Texte fourni:

Porco Rosso

Posted by in Films

Hayao Miyazaki, 1992

 

Un porc rouge ? Un titre italien pour un dessin animé japonais ? De multiples interrogations traversent mon esprit la première fois que j’entends parler de ce film. Et pourtant cela fait sens. Dans l’Italie des années 20, la vie est secouée par la récession et l’accession au pouvoir des fascistes. Confortablement installé dans sa crique paradisiaque, un pilote d’hydravion – Porco – refuse de se battre pour le gouvernement et mène une vie de chasseur de prime. Mais mystérieusement, Porco a perdu son apparence d’homme pour prendre celle d’un cochon. Heureusement dans l’univers merveilleux de Miyazaki, l’irréel est normalisé, le type est un cochon mais tout va bien. Porco n’est certainement pas célèbre du fait de son gros groin, mais plutôt car il sauve des bateaux de plaisances des attaques des pirates de l’air, eux aussi en hydravion.

Les pirates de l’air détestent donc Porco, tentent de s’allier pour lui « cuire les côtelettes ». Ils font pour cela appel à un pilote de l’armée américaine avide d’argent, de femmes et de gloire. Porco devient vite le rival du dit « amerloque ». Il est de surcroît poursuivi par les méchants, c’est-à-dire la police fasciste. Il est dans une très mauvaise posture certes, mais plusieurs facteurs – son amie d’enfance Gina, sa rencontre avec Fio, une mécano au fort caractère, et enfin ses talents de pilote – vont lui permettre de se sortir du pétrin.

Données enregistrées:
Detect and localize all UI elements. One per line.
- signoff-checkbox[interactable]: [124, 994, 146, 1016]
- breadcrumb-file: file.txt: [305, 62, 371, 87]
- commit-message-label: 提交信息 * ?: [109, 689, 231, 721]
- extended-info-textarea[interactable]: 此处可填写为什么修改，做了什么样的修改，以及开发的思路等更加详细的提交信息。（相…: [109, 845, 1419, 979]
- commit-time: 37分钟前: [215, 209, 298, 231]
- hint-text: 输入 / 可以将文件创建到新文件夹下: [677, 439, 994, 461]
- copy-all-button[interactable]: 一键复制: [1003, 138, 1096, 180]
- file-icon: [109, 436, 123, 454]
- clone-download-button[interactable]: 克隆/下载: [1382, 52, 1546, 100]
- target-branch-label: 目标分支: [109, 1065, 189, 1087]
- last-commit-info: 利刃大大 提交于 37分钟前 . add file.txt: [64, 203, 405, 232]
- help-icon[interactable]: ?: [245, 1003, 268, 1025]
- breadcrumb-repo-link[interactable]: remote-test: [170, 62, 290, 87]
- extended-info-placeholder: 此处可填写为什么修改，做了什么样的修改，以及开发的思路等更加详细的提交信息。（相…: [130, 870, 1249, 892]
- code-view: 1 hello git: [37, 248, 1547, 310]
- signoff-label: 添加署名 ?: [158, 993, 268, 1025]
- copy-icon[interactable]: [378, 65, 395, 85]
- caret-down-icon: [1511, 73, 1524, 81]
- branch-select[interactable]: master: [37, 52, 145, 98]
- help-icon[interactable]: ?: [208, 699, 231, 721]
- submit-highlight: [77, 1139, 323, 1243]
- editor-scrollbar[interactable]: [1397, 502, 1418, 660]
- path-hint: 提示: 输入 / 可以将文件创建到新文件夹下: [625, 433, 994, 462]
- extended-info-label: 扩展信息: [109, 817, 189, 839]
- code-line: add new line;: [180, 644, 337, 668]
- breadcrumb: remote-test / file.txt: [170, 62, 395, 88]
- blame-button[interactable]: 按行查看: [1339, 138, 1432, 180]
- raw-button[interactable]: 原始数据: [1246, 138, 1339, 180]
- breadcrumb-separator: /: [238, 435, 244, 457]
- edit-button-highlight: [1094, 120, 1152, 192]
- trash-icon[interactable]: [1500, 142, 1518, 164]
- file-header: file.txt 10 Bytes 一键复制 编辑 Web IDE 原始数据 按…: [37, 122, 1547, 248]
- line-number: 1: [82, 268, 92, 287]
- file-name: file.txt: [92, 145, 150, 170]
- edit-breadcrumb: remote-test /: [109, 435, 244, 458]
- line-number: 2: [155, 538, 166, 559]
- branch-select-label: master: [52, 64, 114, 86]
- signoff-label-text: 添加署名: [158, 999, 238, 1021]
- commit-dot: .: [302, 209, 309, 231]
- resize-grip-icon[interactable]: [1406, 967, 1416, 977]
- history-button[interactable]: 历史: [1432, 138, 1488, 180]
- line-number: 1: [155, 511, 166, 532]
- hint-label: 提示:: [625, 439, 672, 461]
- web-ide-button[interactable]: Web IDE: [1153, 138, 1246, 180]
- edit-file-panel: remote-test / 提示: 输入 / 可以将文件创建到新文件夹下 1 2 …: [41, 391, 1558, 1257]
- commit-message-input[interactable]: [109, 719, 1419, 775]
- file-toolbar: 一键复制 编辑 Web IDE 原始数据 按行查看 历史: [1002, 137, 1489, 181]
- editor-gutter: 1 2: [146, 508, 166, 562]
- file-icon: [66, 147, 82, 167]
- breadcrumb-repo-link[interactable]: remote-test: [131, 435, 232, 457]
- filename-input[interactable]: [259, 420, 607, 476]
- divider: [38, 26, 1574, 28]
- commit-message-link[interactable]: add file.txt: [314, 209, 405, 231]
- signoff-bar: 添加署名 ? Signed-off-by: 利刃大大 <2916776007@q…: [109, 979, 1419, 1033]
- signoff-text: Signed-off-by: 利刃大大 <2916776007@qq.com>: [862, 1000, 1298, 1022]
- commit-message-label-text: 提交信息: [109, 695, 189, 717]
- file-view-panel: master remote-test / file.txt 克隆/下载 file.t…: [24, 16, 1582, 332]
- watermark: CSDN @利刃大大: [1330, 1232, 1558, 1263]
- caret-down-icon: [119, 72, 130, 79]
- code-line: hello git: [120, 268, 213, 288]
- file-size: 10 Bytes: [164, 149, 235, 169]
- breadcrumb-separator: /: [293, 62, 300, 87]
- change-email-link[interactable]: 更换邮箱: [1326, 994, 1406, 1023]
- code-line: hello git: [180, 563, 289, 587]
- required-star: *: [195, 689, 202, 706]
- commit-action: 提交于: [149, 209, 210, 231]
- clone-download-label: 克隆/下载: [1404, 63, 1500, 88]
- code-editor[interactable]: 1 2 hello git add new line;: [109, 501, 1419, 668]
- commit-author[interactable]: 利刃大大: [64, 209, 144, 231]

Consigne A:
Répondez à ces questions à partir du texte sur Porco Rosso :
(i) À quelle époque et dans quel pays se déroule l'histoire ?
(ii) Pour qui Porco refuse-t-il de se battre ?
(iii) À qui les pirates de l'air font-ils appel contre Porco ?
Consigne B:
Poursuivez le texte sur Porco Rosso après sa dernière phrase.
Ces données n'ont aucun lien avec le texte.

Réponse A:
(i) Dans l'Italie des années 20.
(ii) Pour le gouvernement.
(iii) À un pilote de l'armée américaine avide d'argent, de femmes et de gloire.

Réponse B:
Le film Porco Rosso est porté par ce personnage principal très charismatique. Il est tout à son image. Tout comme Porco, il est à la fois joyeux et mélancolique, drôle et politique. En effet, ce film est le seul film de Miyazaki véritablement ancré dans un contexte historique et politique. Cependant, bien qu’il soit rouge, Porco est loin d’être un militant. Il se complaît dans son pacifisme qui lui autorise un certain hédonisme et lui fait gagner beaucoup d’argent. Le fascisme n’est pas dénoncé, il n’est qu’une menace planante au loin, quasiment jamais dessinée.

Le spectateur comprend au fur et à mesure cette attitude. Porco redevient Marco de temps en temps. Dans certains moments d’intimité et de nostalgie puissants, il semble furtivement humain. Il reste Marco, un homme blessé par la mort de ses amis et profondément pacifiste. Le moment de révélation de ce traumatisme est l’occasion d’une scène émouvante, fulgurante de poésie.

Le thème de la guerre n’est donc pas abordé de manière frontale, mais la violence est décriée. Elle est issue de l’orgueil des 2 rivaux : Porco et l’amerloque. La scène de leur combat final débute par des combats aériens plutôt gracieux mais finit par un corps à corps façon ring de boxe à la fois drôle et pitoyable.

Un dessin enfantin, une ambiance ensoleillée, des émotions douces et nostalgiques, ce sont les ingrédients de ce cocktail estival magique concocté par Miyazaki.